Exercise directions | Quote the records that follow in full and exactly; leave out the pictures.
** Start of Material for the task **
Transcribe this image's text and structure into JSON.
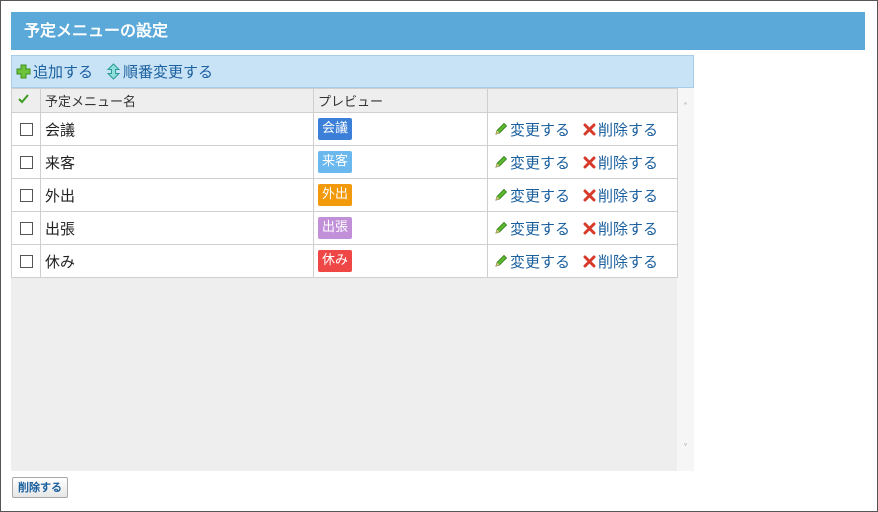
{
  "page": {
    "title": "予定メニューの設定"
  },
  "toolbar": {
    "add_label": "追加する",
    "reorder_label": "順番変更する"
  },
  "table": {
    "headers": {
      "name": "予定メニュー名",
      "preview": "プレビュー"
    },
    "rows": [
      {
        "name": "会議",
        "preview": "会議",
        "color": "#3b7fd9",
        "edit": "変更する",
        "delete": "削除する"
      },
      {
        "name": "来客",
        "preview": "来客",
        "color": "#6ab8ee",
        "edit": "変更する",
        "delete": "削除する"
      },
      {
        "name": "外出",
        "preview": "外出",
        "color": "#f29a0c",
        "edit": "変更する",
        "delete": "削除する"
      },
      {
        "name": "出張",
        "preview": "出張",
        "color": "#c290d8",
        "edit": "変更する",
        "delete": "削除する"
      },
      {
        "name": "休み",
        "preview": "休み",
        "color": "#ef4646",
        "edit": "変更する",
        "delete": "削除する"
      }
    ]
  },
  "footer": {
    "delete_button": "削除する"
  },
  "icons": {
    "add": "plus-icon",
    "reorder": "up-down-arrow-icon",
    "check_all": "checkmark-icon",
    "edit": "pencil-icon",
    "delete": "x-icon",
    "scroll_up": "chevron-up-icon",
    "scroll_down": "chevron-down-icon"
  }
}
** End of Material for the task **
Solution below |
Transcribe this image's text and structure into JSON.
{
  "page": {
    "title": "予定メニューの設定"
  },
  "toolbar": {
    "add_label": "追加する",
    "reorder_label": "順番変更する"
  },
  "table": {
    "headers": {
      "name": "予定メニュー名",
      "preview": "プレビュー"
    },
    "rows": [
      {
        "name": "会議",
        "preview": "会議",
        "color": "#3b7fd9",
        "edit": "変更する",
        "delete": "削除する"
      },
      {
        "name": "来客",
        "preview": "来客",
        "color": "#6ab8ee",
        "edit": "変更する",
        "delete": "削除する"
      },
      {
        "name": "外出",
        "preview": "外出",
        "color": "#f29a0c",
        "edit": "変更する",
        "delete": "削除する"
      },
      {
        "name": "出張",
        "preview": "出張",
        "color": "#c290d8",
        "edit": "変更する",
        "delete": "削除する"
      },
      {
        "name": "休み",
        "preview": "休み",
        "color": "#ef4646",
        "edit": "変更する",
        "delete": "削除する"
      }
    ]
  },
  "footer": {
    "delete_button": "削除する"
  },
  "icons": {
    "add": "plus-icon",
    "reorder": "up-down-arrow-icon",
    "check_all": "checkmark-icon",
    "edit": "pencil-icon",
    "delete": "x-icon",
    "scroll_up": "chevron-up-icon",
    "scroll_down": "chevron-down-icon"
  }
}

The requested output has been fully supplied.